_Exercise aim_
Lines containing the string "info" are to be counted. Write only how many there are.

_Given entries_
* begin *

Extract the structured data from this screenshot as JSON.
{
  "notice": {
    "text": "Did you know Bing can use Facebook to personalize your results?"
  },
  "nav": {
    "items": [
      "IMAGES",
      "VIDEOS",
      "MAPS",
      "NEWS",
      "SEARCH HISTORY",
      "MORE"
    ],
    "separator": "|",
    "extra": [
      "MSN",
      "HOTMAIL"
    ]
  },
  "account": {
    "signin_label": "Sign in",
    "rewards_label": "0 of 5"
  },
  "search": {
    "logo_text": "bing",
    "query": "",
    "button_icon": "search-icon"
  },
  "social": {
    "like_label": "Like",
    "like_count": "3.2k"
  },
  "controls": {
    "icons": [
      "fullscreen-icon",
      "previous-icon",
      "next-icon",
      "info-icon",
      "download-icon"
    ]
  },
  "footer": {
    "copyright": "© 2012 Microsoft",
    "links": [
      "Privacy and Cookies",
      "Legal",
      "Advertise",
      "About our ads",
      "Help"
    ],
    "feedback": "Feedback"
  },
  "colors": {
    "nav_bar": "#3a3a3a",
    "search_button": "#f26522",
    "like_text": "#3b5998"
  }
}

* end *
* begin *

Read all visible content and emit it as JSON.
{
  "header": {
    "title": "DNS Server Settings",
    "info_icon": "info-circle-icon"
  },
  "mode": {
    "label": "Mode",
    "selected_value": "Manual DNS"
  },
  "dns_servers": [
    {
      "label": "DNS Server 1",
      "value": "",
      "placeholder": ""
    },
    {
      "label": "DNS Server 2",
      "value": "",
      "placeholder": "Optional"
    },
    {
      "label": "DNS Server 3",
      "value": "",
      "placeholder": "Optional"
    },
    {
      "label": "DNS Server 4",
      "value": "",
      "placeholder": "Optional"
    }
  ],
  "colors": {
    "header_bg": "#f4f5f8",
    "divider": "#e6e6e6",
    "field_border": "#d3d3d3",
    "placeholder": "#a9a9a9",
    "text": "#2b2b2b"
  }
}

* end *

_Exercise result_
2